Written request ->
Reproduce only the data starting with the line containing "132, 1656, 161]" and going on through the line containing "168, 1019, 222]", changing each "chevron-down-icon" to "dropdown-arrow-icon" and leaving everything else as it is.

Given data ->
□ □ □ □ □ □ □
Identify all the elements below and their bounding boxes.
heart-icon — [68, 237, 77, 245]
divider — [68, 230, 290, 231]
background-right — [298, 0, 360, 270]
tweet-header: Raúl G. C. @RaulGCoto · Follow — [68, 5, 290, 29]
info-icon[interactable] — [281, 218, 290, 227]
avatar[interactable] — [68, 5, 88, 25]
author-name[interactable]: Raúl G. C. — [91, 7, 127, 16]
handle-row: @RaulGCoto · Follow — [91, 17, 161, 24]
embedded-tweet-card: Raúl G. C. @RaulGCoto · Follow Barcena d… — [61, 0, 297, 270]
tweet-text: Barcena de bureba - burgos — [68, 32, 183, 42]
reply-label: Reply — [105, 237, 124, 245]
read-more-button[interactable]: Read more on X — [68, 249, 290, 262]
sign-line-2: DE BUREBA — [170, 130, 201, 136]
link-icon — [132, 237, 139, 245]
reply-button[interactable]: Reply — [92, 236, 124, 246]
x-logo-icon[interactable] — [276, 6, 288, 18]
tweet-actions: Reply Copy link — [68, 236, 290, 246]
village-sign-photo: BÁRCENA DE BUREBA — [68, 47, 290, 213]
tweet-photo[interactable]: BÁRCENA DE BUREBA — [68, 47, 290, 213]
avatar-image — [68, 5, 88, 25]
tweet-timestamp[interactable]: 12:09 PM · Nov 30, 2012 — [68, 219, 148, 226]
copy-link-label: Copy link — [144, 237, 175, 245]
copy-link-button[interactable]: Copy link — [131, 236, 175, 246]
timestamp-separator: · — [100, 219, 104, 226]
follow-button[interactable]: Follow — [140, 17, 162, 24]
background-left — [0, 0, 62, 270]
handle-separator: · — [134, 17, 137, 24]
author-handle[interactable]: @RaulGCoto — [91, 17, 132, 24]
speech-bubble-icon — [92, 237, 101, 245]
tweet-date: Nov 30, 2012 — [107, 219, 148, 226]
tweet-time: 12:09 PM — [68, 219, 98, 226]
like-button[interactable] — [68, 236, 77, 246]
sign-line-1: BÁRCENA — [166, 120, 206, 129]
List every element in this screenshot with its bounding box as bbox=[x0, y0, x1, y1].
□ □ □ □ □ □ □
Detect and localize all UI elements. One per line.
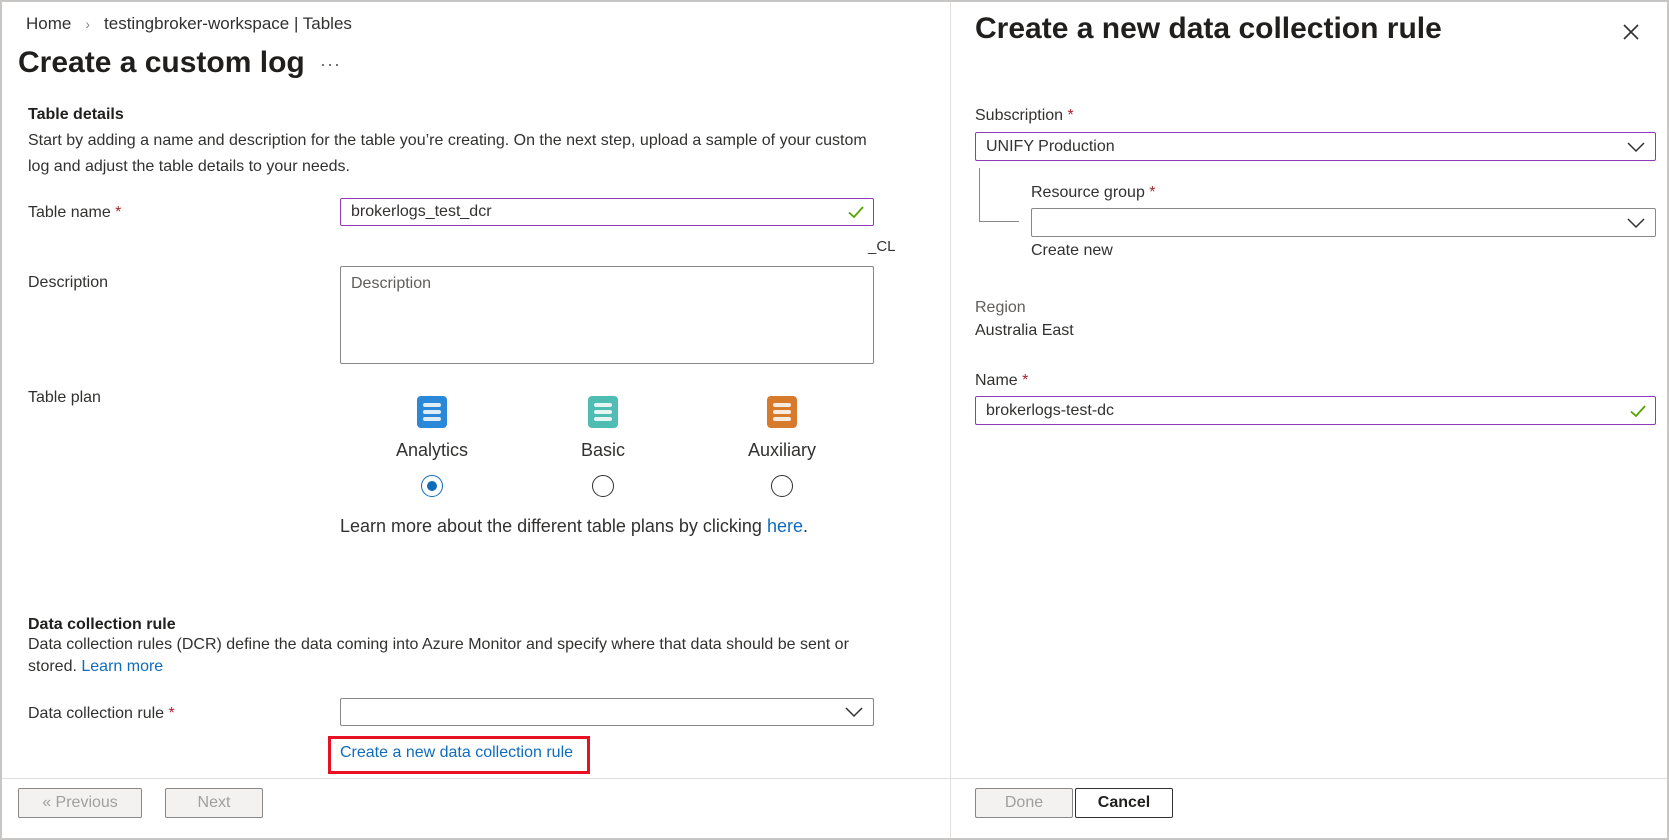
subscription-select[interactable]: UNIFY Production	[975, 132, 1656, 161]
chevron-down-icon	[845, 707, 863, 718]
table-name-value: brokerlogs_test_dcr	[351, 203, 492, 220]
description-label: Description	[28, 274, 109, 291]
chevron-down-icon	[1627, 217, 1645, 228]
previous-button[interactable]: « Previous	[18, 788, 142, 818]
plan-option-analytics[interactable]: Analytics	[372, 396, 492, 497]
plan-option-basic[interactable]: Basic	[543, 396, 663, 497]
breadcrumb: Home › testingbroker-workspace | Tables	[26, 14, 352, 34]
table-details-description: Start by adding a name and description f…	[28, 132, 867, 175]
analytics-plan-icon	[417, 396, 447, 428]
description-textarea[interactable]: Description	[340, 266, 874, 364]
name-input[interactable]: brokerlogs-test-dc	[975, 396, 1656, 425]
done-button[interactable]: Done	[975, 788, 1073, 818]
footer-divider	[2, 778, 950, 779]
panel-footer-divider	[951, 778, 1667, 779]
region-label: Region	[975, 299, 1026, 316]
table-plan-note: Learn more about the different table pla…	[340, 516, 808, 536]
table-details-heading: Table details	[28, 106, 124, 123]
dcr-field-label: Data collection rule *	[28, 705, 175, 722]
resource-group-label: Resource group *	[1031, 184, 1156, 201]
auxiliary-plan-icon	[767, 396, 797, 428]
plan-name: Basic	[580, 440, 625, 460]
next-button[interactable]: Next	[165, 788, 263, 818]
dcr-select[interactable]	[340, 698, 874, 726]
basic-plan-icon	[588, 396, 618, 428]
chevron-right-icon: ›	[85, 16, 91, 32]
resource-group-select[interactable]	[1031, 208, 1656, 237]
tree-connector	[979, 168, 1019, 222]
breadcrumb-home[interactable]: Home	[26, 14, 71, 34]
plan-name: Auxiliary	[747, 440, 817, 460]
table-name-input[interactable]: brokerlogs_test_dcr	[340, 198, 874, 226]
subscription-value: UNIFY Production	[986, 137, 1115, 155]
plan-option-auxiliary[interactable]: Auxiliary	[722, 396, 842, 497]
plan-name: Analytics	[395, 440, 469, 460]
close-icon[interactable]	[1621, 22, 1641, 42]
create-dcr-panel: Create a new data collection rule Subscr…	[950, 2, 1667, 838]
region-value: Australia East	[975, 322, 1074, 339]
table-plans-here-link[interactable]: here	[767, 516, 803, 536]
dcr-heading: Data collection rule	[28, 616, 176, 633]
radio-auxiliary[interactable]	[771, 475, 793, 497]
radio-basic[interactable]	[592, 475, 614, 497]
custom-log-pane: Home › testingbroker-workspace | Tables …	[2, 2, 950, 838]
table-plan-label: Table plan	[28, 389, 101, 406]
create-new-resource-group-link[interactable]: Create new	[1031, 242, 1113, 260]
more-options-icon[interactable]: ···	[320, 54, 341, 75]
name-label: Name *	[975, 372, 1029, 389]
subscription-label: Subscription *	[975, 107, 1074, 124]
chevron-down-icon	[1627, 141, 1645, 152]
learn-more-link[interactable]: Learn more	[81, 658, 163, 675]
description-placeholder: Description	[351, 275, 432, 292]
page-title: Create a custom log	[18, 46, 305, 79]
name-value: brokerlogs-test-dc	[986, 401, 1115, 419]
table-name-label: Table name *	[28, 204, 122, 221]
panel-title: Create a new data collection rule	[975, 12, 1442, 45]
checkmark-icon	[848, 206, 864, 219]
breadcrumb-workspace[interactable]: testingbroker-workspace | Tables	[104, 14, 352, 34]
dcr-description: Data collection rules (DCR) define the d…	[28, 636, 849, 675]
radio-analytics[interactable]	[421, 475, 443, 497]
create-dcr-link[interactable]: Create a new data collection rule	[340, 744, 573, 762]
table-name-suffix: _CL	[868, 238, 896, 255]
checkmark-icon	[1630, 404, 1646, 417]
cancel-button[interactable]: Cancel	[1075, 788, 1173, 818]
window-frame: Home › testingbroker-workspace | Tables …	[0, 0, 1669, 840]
□ □ □ □ □ □ □
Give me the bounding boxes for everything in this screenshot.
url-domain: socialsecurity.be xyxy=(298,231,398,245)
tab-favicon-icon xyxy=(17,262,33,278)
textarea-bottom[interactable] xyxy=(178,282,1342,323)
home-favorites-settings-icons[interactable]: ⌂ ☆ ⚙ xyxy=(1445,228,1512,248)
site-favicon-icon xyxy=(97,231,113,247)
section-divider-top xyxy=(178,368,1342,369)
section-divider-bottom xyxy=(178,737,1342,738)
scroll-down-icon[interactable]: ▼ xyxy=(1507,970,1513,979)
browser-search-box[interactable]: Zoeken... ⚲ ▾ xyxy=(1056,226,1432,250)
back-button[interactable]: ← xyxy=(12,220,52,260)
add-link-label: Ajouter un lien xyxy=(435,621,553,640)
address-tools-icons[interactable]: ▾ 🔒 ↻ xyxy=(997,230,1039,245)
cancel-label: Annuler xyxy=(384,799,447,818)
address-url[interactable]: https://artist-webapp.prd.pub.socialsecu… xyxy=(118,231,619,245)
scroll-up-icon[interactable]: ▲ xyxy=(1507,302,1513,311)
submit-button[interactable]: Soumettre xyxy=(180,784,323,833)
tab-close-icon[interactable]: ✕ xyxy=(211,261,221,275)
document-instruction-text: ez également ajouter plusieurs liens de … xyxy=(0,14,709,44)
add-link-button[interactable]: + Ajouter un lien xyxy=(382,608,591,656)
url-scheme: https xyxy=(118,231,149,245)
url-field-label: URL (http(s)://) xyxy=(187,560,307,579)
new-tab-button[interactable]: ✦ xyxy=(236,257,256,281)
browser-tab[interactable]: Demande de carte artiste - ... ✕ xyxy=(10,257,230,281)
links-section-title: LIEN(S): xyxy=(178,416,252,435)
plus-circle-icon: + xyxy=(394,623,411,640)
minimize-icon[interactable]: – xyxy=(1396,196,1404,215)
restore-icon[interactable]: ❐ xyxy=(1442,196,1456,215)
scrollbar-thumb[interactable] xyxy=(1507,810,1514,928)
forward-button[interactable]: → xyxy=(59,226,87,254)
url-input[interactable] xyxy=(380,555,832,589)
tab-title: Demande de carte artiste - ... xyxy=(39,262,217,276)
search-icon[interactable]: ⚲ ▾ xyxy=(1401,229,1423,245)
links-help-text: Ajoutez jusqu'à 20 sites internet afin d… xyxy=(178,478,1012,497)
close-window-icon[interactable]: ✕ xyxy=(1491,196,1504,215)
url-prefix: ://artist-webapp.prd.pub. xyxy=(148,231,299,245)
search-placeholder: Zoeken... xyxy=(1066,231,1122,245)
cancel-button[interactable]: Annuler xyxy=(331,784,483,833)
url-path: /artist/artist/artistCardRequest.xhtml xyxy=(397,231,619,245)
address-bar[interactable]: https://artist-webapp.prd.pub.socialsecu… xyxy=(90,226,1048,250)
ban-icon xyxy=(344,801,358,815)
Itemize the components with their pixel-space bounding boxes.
□ □ □ □ □ □ □
Problem solution ->
subscription-select[interactable]: UNIFY Production	[975, 132, 1656, 161]
dropdown-arrow-icon	[845, 707, 863, 718]
table-name-value: brokerlogs_test_dcr	[351, 203, 492, 220]
description-label: Description	[28, 274, 109, 291]
dropdown-arrow-icon	[1627, 217, 1645, 228]
previous-button[interactable]: « Previous	[18, 788, 142, 818]
plan-option-analytics[interactable]: Analytics	[372, 396, 492, 497]
plan-option-basic[interactable]: Basic	[543, 396, 663, 497]
breadcrumb: Home › testingbroker-workspace | Tables	[26, 14, 352, 34]
table-details-description: Start by adding a name and description f…	[28, 132, 867, 175]
analytics-plan-icon	[417, 396, 447, 428]
description-textarea[interactable]: Description	[340, 266, 874, 364]
name-input[interactable]: brokerlogs-test-dc	[975, 396, 1656, 425]
done-button[interactable]: Done	[975, 788, 1073, 818]
footer-divider	[2, 778, 950, 779]
panel-footer-divider	[951, 778, 1667, 779]
region-label: Region	[975, 299, 1026, 316]
table-plan-note: Learn more about the different table pla…	[340, 516, 808, 536]
table-details-heading: Table details	[28, 106, 124, 123]
dcr-field-label: Data collection rule *	[28, 705, 175, 722]
resource-group-label: Resource group *	[1031, 184, 1156, 201]
auxiliary-plan-icon	[767, 396, 797, 428]
plan-name: Basic	[580, 440, 625, 460]
next-button[interactable]: Next	[165, 788, 263, 818]
dcr-select[interactable]	[340, 698, 874, 726]
basic-plan-icon	[588, 396, 618, 428]
chevron-right-icon: ›	[85, 16, 91, 32]
resource-group-select[interactable]	[1031, 208, 1656, 237]
tree-connector	[979, 168, 1019, 222]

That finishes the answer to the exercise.